Data provided —

= = = =

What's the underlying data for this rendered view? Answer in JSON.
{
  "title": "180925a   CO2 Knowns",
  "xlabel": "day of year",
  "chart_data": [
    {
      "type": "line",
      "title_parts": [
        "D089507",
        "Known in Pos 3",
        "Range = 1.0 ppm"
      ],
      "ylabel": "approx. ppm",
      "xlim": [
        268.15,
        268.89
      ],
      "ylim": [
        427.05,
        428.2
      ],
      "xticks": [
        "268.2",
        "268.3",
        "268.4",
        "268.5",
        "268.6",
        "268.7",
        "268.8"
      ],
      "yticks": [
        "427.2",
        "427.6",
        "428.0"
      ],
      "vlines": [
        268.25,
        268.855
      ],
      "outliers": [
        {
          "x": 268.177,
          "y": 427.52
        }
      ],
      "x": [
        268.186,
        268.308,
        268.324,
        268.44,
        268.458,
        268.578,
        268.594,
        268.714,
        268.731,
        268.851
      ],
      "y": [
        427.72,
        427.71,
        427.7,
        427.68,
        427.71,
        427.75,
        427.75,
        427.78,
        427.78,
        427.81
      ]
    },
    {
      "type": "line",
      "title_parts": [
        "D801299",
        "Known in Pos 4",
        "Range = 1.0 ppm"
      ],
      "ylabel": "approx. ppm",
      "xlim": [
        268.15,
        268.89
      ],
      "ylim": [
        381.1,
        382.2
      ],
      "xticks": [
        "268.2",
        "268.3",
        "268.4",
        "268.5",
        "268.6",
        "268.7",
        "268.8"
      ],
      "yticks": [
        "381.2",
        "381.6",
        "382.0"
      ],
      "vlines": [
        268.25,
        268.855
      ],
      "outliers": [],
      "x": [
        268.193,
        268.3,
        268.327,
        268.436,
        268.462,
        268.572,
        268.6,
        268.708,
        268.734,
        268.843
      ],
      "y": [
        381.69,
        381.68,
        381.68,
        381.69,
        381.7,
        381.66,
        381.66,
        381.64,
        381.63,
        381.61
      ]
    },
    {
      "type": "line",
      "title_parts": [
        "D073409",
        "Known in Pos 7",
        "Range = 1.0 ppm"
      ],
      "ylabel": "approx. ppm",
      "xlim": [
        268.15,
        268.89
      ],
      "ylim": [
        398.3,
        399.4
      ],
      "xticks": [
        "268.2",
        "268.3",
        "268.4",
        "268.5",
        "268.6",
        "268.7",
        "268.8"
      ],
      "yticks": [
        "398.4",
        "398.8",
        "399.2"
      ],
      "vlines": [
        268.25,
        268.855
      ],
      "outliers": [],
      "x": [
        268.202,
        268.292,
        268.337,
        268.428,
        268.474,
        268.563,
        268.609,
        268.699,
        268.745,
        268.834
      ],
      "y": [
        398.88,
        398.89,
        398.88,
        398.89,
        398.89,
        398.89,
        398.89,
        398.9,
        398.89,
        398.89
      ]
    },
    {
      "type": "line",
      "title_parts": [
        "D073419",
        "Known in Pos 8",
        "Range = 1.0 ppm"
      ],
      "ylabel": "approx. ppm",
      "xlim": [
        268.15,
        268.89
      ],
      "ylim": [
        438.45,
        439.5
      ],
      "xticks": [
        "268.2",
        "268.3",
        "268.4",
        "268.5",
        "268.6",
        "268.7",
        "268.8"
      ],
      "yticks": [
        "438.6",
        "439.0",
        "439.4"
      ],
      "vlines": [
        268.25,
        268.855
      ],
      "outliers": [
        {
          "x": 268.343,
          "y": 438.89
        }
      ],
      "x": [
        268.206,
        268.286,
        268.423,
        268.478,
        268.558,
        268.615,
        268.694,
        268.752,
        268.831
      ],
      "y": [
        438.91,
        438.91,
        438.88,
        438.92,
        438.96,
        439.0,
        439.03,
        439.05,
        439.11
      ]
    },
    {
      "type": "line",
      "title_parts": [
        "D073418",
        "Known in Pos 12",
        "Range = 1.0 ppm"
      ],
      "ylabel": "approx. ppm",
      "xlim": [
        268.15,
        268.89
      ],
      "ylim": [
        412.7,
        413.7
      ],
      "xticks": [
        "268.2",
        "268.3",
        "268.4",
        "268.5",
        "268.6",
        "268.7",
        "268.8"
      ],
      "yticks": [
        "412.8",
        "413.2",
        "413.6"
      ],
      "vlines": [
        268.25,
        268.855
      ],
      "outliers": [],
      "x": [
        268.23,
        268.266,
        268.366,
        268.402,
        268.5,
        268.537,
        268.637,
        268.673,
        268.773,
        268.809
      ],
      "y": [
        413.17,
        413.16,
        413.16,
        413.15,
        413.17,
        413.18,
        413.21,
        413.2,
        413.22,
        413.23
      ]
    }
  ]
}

= = = =

Given instruction — Each entry is to be returned in full, character for character.

Final result —
What's the underlying data for this rendered view? Answer in JSON.
{
  "title": "180925a   CO2 Knowns",
  "xlabel": "day of year",
  "chart_data": [
    {
      "type": "line",
      "title_parts": [
        "D089507",
        "Known in Pos 3",
        "Range = 1.0 ppm"
      ],
      "ylabel": "approx. ppm",
      "xlim": [
        268.15,
        268.89
      ],
      "ylim": [
        427.05,
        428.2
      ],
      "xticks": [
        "268.2",
        "268.3",
        "268.4",
        "268.5",
        "268.6",
        "268.7",
        "268.8"
      ],
      "yticks": [
        "427.2",
        "427.6",
        "428.0"
      ],
      "vlines": [
        268.25,
        268.855
      ],
      "outliers": [
        {
          "x": 268.177,
          "y": 427.52
        }
      ],
      "x": [
        268.186,
        268.308,
        268.324,
        268.44,
        268.458,
        268.578,
        268.594,
        268.714,
        268.731,
        268.851
      ],
      "y": [
        427.72,
        427.71,
        427.7,
        427.68,
        427.71,
        427.75,
        427.75,
        427.78,
        427.78,
        427.81
      ]
    },
    {
      "type": "line",
      "title_parts": [
        "D801299",
        "Known in Pos 4",
        "Range = 1.0 ppm"
      ],
      "ylabel": "approx. ppm",
      "xlim": [
        268.15,
        268.89
      ],
      "ylim": [
        381.1,
        382.2
      ],
      "xticks": [
        "268.2",
        "268.3",
        "268.4",
        "268.5",
        "268.6",
        "268.7",
        "268.8"
      ],
      "yticks": [
        "381.2",
        "381.6",
        "382.0"
      ],
      "vlines": [
        268.25,
        268.855
      ],
      "outliers": [],
      "x": [
        268.193,
        268.3,
        268.327,
        268.436,
        268.462,
        268.572,
        268.6,
        268.708,
        268.734,
        268.843
      ],
      "y": [
        381.69,
        381.68,
        381.68,
        381.69,
        381.7,
        381.66,
        381.66,
        381.64,
        381.63,
        381.61
      ]
    },
    {
      "type": "line",
      "title_parts": [
        "D073409",
        "Known in Pos 7",
        "Range = 1.0 ppm"
      ],
      "ylabel": "approx. ppm",
      "xlim": [
        268.15,
        268.89
      ],
      "ylim": [
        398.3,
        399.4
      ],
      "xticks": [
        "268.2",
        "268.3",
        "268.4",
        "268.5",
        "268.6",
        "268.7",
        "268.8"
      ],
      "yticks": [
        "398.4",
        "398.8",
        "399.2"
      ],
      "vlines": [
        268.25,
        268.855
      ],
      "outliers": [],
      "x": [
        268.202,
        268.292,
        268.337,
        268.428,
        268.474,
        268.563,
        268.609,
        268.699,
        268.745,
        268.834
      ],
      "y": [
        398.88,
        398.89,
        398.88,
        398.89,
        398.89,
        398.89,
        398.89,
        398.9,
        398.89,
        398.89
      ]
    },
    {
      "type": "line",
      "title_parts": [
        "D073419",
        "Known in Pos 8",
        "Range = 1.0 ppm"
      ],
      "ylabel": "approx. ppm",
      "xlim": [
        268.15,
        268.89
      ],
      "ylim": [
        438.45,
        439.5
      ],
      "xticks": [
        "268.2",
        "268.3",
        "268.4",
        "268.5",
        "268.6",
        "268.7",
        "268.8"
      ],
      "yticks": [
        "438.6",
        "439.0",
        "439.4"
      ],
      "vlines": [
        268.25,
        268.855
      ],
      "outliers": [
        {
          "x": 268.343,
          "y": 438.89
        }
      ],
      "x": [
        268.206,
        268.286,
        268.423,
        268.478,
        268.558,
        268.615,
        268.694,
        268.752,
        268.831
      ],
      "y": [
        438.91,
        438.91,
        438.88,
        438.92,
        438.96,
        439.0,
        439.03,
        439.05,
        439.11
      ]
    },
    {
      "type": "line",
      "title_parts": [
        "D073418",
        "Known in Pos 12",
        "Range = 1.0 ppm"
      ],
      "ylabel": "approx. ppm",
      "xlim": [
        268.15,
        268.89
      ],
      "ylim": [
        412.7,
        413.7
      ],
      "xticks": [
        "268.2",
        "268.3",
        "268.4",
        "268.5",
        "268.6",
        "268.7",
        "268.8"
      ],
      "yticks": [
        "412.8",
        "413.2",
        "413.6"
      ],
      "vlines": [
        268.25,
        268.855
      ],
      "outliers": [],
      "x": [
        268.23,
        268.266,
        268.366,
        268.402,
        268.5,
        268.537,
        268.637,
        268.673,
        268.773,
        268.809
      ],
      "y": [
        413.17,
        413.16,
        413.16,
        413.15,
        413.17,
        413.18,
        413.21,
        413.2,
        413.22,
        413.23
      ]
    }
  ]
}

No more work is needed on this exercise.